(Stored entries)
---*---
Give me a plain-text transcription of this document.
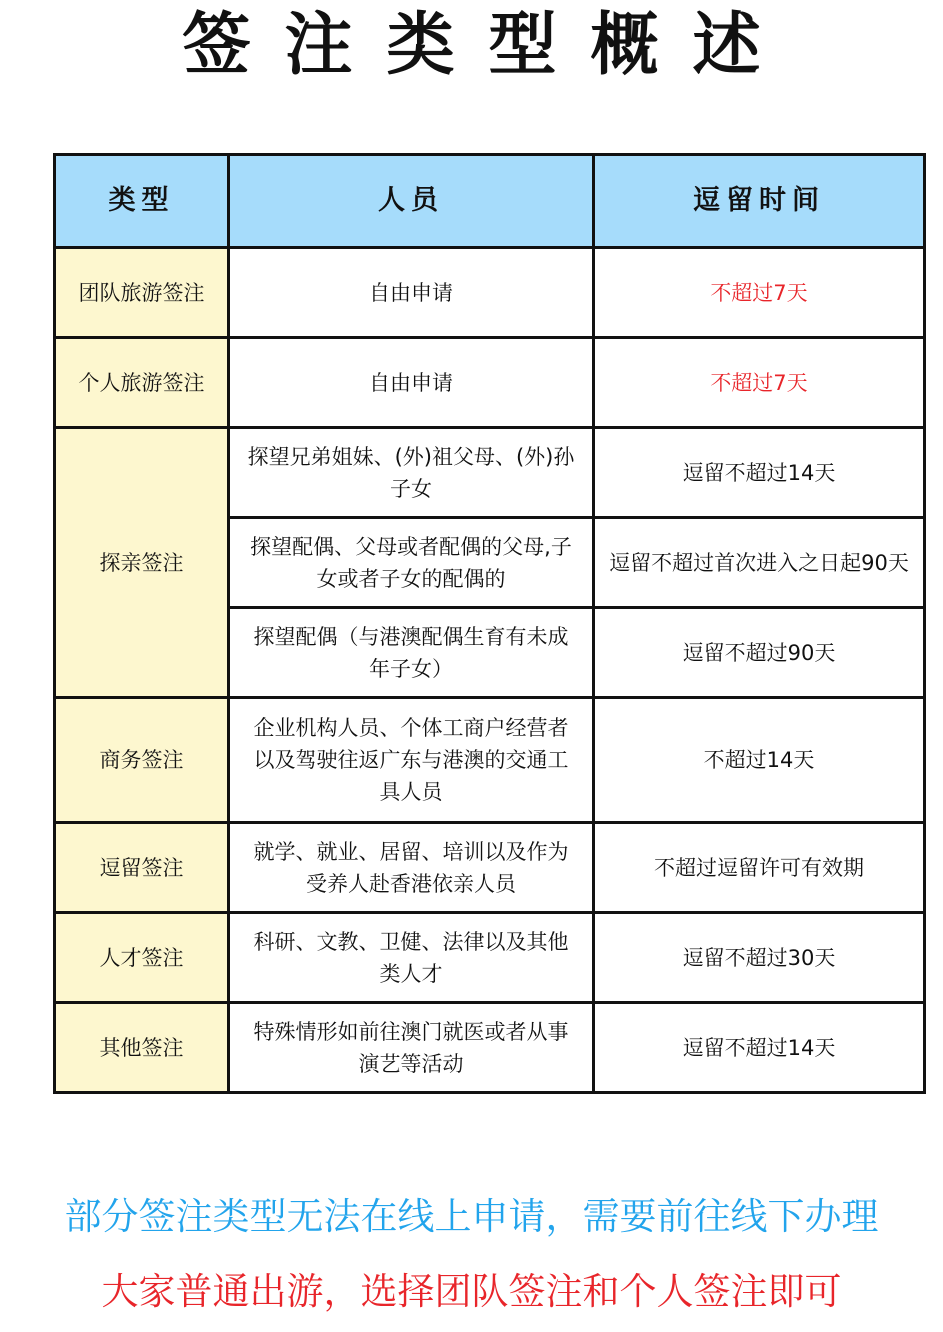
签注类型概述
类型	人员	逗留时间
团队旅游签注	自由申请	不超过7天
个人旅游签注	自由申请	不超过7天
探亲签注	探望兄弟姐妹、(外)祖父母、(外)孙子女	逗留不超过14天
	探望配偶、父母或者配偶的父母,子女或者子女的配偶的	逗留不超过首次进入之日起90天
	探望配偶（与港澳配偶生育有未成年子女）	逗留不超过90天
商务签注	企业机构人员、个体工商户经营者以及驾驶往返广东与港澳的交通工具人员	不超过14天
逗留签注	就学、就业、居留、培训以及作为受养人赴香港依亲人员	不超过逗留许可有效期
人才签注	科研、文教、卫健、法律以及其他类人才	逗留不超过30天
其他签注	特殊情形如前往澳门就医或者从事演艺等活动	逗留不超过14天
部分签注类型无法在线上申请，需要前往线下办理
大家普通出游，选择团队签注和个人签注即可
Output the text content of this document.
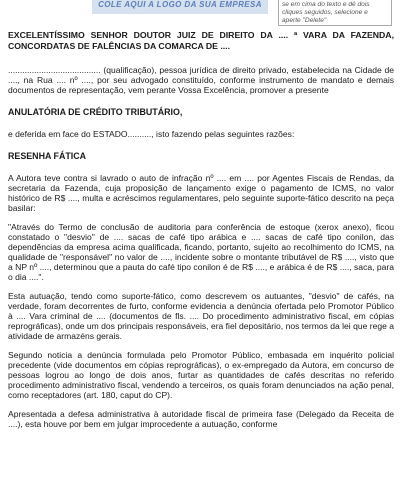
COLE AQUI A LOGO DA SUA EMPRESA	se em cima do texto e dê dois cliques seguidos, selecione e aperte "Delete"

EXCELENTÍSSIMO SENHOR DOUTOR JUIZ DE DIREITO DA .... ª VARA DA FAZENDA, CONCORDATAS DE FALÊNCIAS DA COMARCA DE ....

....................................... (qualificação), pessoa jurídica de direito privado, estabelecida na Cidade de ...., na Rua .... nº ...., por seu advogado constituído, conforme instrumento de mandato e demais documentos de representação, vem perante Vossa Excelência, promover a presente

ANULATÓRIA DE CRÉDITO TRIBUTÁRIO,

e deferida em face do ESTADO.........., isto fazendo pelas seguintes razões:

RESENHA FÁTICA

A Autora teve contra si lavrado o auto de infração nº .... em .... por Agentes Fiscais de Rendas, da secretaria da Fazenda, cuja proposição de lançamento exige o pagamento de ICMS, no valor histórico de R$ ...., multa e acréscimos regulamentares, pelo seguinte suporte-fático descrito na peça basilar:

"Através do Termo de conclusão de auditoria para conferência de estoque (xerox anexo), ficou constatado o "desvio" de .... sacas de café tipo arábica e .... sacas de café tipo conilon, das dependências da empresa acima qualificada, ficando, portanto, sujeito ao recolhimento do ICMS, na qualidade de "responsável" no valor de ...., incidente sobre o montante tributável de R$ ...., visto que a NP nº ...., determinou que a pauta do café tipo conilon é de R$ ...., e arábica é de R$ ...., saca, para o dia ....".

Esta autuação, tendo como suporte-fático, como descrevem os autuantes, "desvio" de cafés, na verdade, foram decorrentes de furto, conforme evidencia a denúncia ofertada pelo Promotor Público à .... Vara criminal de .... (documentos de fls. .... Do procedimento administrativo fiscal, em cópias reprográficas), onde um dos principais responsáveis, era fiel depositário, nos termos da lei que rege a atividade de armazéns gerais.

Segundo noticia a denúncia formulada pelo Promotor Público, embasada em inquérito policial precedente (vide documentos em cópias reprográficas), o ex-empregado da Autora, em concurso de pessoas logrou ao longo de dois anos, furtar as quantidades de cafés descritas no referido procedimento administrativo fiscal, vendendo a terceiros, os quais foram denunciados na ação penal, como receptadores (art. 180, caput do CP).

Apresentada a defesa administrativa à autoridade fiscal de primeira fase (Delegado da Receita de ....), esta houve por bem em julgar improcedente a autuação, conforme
---*---
Return all the lines that contain the string "this".

## REPLY TO THE TASK
Give me a plain-text transcription of this document.
Output the text content of this document.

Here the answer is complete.